[Part of a data file]
##########

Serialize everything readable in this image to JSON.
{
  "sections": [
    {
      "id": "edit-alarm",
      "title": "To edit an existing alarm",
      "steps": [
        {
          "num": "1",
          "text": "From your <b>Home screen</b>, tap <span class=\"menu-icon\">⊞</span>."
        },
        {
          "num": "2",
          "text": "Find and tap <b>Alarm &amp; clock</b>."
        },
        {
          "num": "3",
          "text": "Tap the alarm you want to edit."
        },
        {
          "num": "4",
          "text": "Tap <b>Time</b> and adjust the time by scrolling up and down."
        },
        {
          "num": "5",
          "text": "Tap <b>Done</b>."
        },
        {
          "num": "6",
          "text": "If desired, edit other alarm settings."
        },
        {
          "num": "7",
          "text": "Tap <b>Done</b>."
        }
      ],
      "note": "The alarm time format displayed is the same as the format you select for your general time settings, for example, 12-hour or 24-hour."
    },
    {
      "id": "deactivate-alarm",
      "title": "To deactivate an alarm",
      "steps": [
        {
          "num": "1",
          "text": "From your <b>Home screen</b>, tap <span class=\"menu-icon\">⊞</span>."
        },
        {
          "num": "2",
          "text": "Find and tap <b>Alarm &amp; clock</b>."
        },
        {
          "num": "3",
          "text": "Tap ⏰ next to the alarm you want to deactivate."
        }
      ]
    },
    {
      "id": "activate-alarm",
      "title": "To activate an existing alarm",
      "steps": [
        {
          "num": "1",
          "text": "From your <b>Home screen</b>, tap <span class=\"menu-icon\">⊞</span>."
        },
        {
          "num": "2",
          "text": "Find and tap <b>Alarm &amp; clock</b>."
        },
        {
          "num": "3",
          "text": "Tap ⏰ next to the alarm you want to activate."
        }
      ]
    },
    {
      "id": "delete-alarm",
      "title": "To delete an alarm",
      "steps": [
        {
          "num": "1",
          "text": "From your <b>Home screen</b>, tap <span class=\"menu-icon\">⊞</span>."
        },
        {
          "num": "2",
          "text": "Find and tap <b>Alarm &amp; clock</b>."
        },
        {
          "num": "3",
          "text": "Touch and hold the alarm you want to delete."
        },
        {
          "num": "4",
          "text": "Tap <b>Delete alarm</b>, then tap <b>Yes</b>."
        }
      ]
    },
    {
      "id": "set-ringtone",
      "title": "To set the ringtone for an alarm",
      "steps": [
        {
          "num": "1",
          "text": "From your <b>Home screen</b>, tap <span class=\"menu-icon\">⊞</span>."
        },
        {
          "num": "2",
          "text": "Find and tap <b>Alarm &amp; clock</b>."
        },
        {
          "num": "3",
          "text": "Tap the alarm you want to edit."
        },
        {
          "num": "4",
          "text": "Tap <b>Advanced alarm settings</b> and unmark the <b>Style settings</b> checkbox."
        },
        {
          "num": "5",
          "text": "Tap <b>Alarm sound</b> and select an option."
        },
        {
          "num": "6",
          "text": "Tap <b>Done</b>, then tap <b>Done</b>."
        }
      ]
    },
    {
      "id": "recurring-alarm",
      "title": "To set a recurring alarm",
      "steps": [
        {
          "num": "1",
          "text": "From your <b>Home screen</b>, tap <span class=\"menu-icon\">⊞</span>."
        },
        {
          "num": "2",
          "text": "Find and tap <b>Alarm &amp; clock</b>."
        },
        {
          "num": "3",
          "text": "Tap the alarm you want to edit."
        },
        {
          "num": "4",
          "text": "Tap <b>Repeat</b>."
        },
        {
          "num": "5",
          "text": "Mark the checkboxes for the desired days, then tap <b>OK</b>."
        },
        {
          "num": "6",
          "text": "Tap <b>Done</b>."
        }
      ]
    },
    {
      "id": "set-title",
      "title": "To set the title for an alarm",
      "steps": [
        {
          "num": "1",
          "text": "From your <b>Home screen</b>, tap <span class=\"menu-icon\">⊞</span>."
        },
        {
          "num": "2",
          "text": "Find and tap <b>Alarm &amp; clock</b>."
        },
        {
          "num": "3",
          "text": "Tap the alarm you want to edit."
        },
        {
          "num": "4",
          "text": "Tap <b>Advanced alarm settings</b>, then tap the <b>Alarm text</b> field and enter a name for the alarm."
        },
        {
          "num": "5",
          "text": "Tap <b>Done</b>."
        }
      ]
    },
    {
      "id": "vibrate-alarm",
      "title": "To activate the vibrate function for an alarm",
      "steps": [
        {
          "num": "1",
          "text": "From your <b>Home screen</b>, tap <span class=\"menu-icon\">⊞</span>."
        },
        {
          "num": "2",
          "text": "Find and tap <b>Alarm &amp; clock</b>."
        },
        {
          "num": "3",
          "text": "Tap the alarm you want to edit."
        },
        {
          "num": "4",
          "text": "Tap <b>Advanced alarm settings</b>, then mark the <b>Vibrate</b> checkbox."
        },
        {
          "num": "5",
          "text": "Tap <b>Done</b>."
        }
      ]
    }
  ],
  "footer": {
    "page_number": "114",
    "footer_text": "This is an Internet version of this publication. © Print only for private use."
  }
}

##########

Gather each line of the listing that holds the string "desired".

          "text": "If desired, edit other alarm settings."
          "text": "Mark the checkboxes for the desired days, then tap <b>OK</b>."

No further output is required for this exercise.